------ Records to process

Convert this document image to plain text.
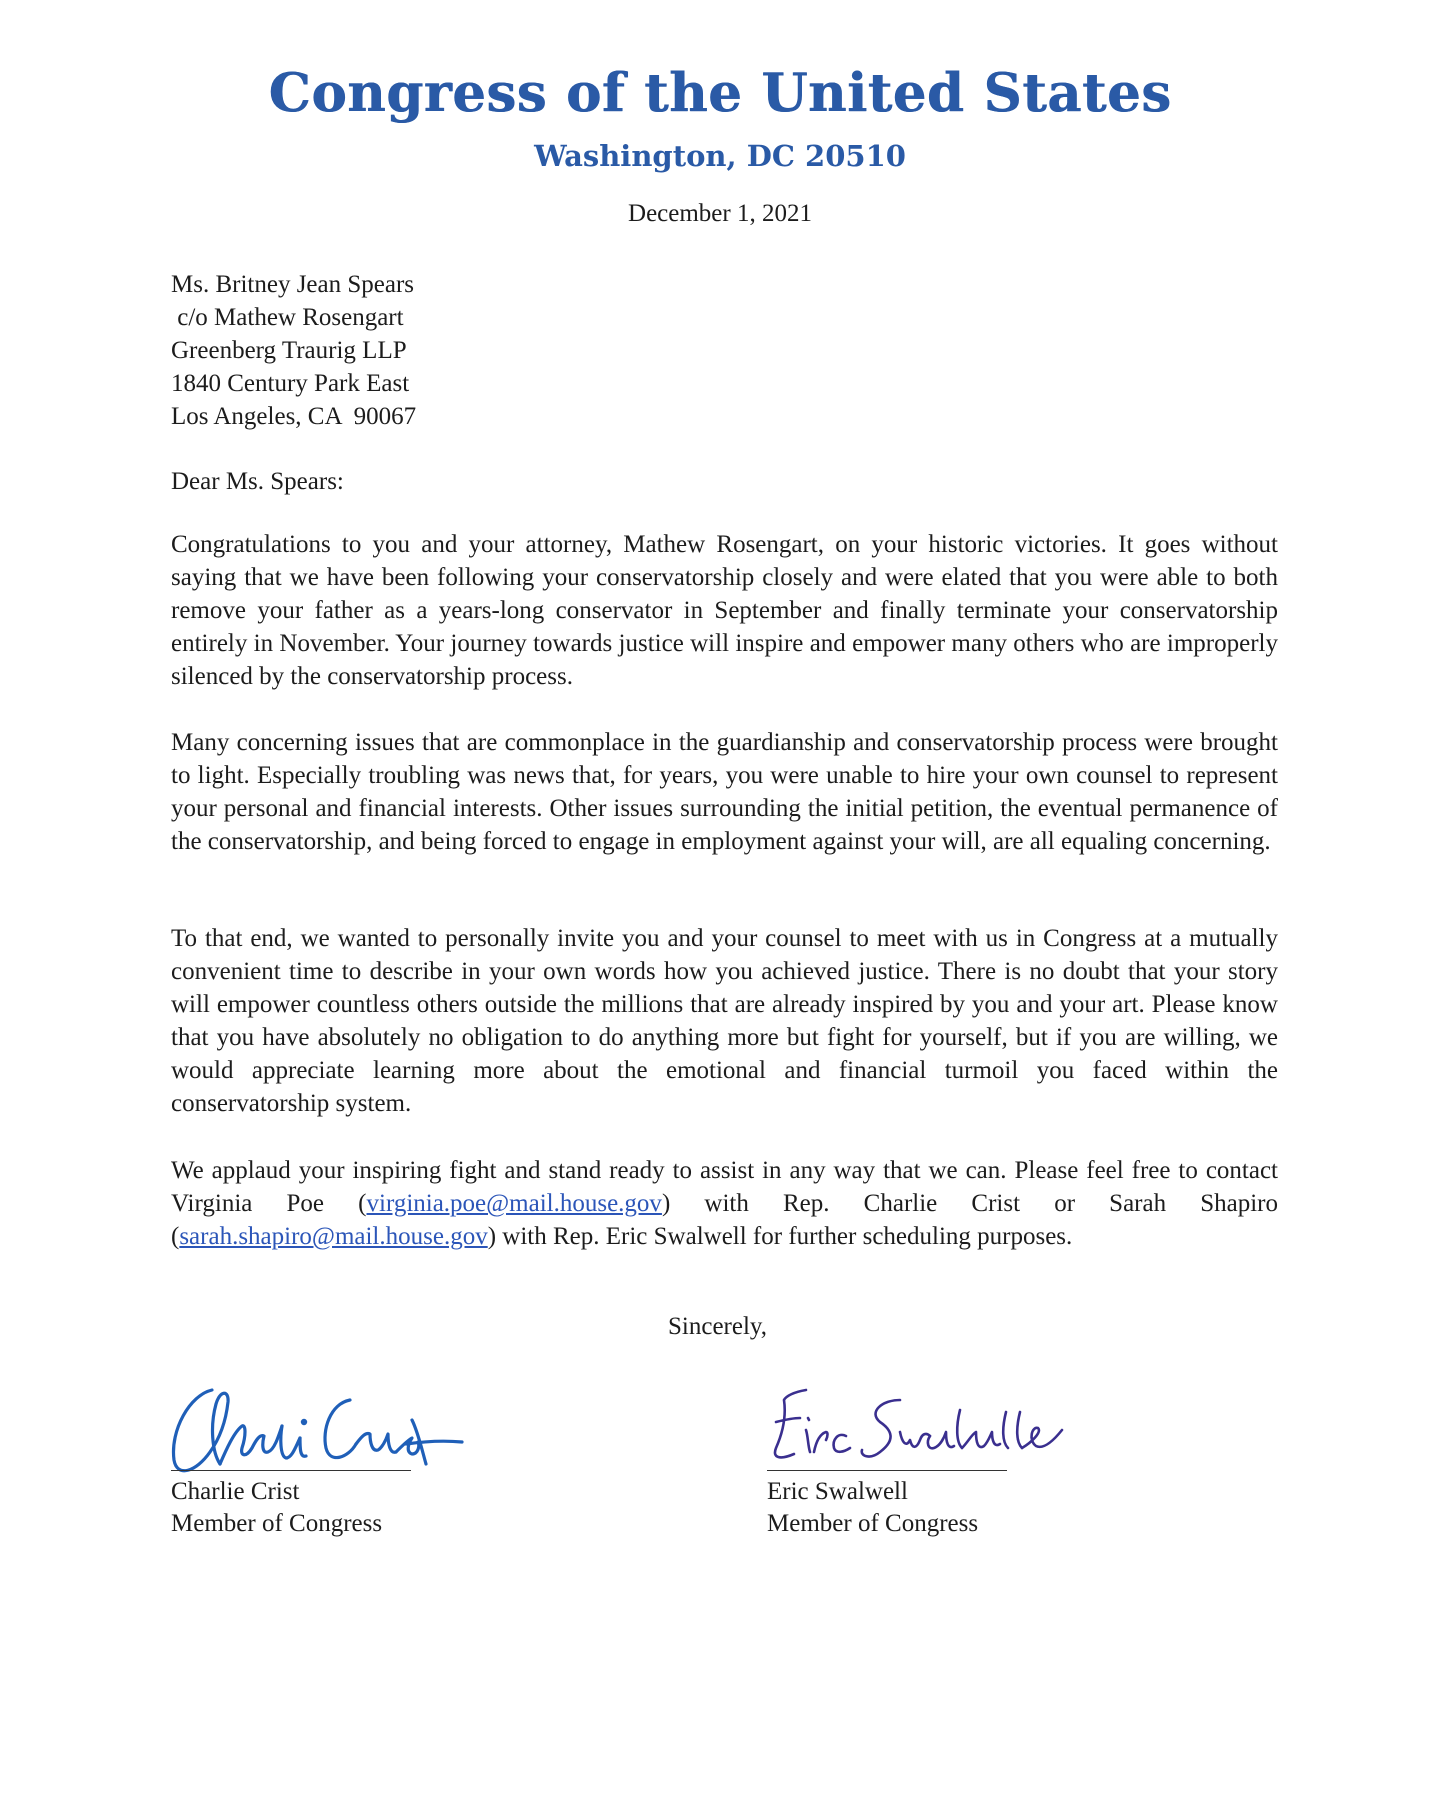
Congress of the United States
Washington, DC 20510
December 1, 2021
Ms. Britney Jean Spears
c/o Mathew Rosengart
Greenberg Traurig LLP
1840 Century Park East
Los Angeles, CA  90067
Dear Ms. Spears:

Congratulations to you and your attorney, Mathew Rosengart, on your historic victories. It goes without saying that we have been following your conservatorship closely and were elated that you were able to both remove your father as a years-long conservator in September and finally terminate your conservatorship entirely in November. Your journey towards justice will inspire and empower many others who are improperly silenced by the conservatorship process.

Many concerning issues that are commonplace in the guardianship and conservatorship process were brought to light. Especially troubling was news that, for years, you were unable to hire your own counsel to represent your personal and financial interests. Other issues surrounding the initial petition, the eventual permanence of the conservatorship, and being forced to engage in employment against your will, are all equaling concerning.

To that end, we wanted to personally invite you and your counsel to meet with us in Congress at a mutually convenient time to describe in your own words how you achieved justice. There is no doubt that your story will empower countless others outside the millions that are already inspired by you and your art. Please know that you have absolutely no obligation to do anything more but fight for yourself, but if you are willing, we would appreciate learning more about the emotional and financial turmoil you faced within the conservatorship system.

We applaud your inspiring fight and stand ready to assist in any way that we can. Please feel free to contact Virginia Poe (virginia.poe@mail.house.gov) with Rep. Charlie Crist or Sarah Shapiro (sarah.shapiro@mail.house.gov) with Rep. Eric Swalwell for further scheduling purposes.

Sincerely,
Charlie Crist
Member of Congress
Eric Swalwell
Member of Congress
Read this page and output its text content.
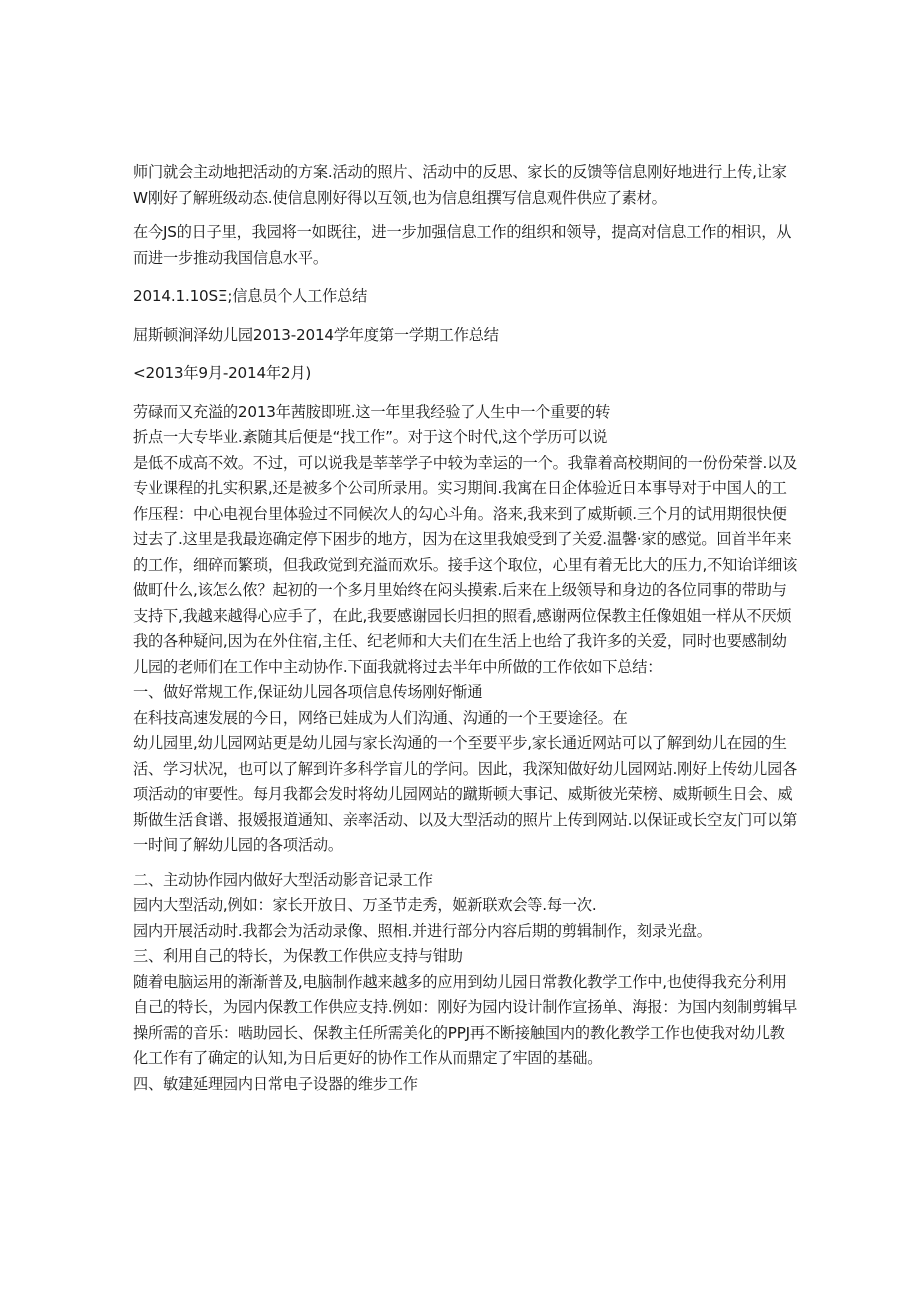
师门就会主动地把活动的方案.活动的照片、活动中的反思、家长的反馈等信息刚好地进行上传,让家
W刚好了解班级动态.使信息刚好得以互领,也为信息组撰写信息观件供应了素材。
在今JS的日子里，我园将一如既往，进一步加强信息工作的组织和领导，提高对信息工作的相识，从
而进一步推动我国信息水平。
2014.1.10SΞ;信息员个人工作总结
屈斯顿涧泽幼儿园2013-2014学年度第一学期工作总结
<2013年9月-2014年2月)
劳碌而又充溢的2013年茜胺即班.这一年里我经验了人生中一个重要的转
折点一大专毕业.紊随其后便是“找工作”。对于这个时代,这个学历可以说
是低不成高不效。不过，可以说我是莘莘学子中较为幸运的一个。我靠着高校期间的一份份荣誉.以及
专业课程的扎实积累,还是被多个公司所录用。实习期间.我寓在日企体验近日本事导对于中国人的工
作压程：中心电视台里体验过不同候次人的勾心斗角。洛来,我来到了威斯顿.三个月的试用期很快便
过去了.这里是我最迩确定停下困步的地方，因为在这里我娘受到了关爱.温馨·家的感觉。回首半年来
的工作，细碎而繁琐，但我政觉到充溢而欢乐。接手这个取位，心里有着无比大的压力,不知诒详细该
做町什么,该怎么侬？起初的一个多月里始终在闷头摸索.后来在上级领导和身边的各位同事的带助与
支持下,我越来越得心应手了，在此,我要感谢园长归担的照看,感谢两位保教主任像姐姐一样从不厌烦
我的各种疑问,因为在外住宿,主任、纪老师和大夫们在生活上也给了我许多的关爱，同时也要感制幼
儿园的老师们在工作中主动协作.下面我就将过去半年中所做的工作依如下总结：
一、做好常规工作,保证幼儿园各项信息传场刚好惭通
在科技高速发展的今日，网络已娃成为人们沟通、沟通的一个王要途径。在
幼儿园里,幼儿园网站更是幼儿园与家长沟通的一个至要平步,家长通近网站可以了解到幼儿在园的生
活、学习状况，也可以了解到许多科学盲儿的学问。因此，我深知做好幼儿园网站.刚好上传幼儿园各
项活动的审要性。每月我都会发时将幼儿园网站的蹴斯顿大事记、威斯彼光荣榜、威斯顿生日会、威
斯做生活食谱、报媛报道通知、亲率活动、以及大型活动的照片上传到网站.以保证或长空友门可以第
一时间了解幼儿园的各项活动。
二、主动协作园内做好大型活动影音记录工作
园内大型活动,例如：家长开放日、万圣节走秀，姬新联欢会等.每一次.
园内开展活动时.我都会为活动录像、照相.并进行部分内容后期的剪辑制作，刻录光盘。
三、利用自己的特长，为保教工作供应支持与钳助
随着电脑运用的渐渐普及,电脑制作越来越多的应用到幼儿园日常教化教学工作中,也使得我充分利用
自己的特长，为园内保教工作供应支持.例如：刚好为园内设计制作宣扬单、海报：为国内刻制剪辑早
操所需的音乐：啮助园长、保教主任所需美化的PPJ再不断接触国内的教化教学工作也使我对幼儿教
化工作有了确定的认知,为日后更好的协作工作从而鼎定了牢固的基础。
四、敏建延理园内日常电子设器的维步工作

------------

* [Exercise details]: Give nothing but the number of lines containing the string "Spears".

* [Solution to the problem]: 2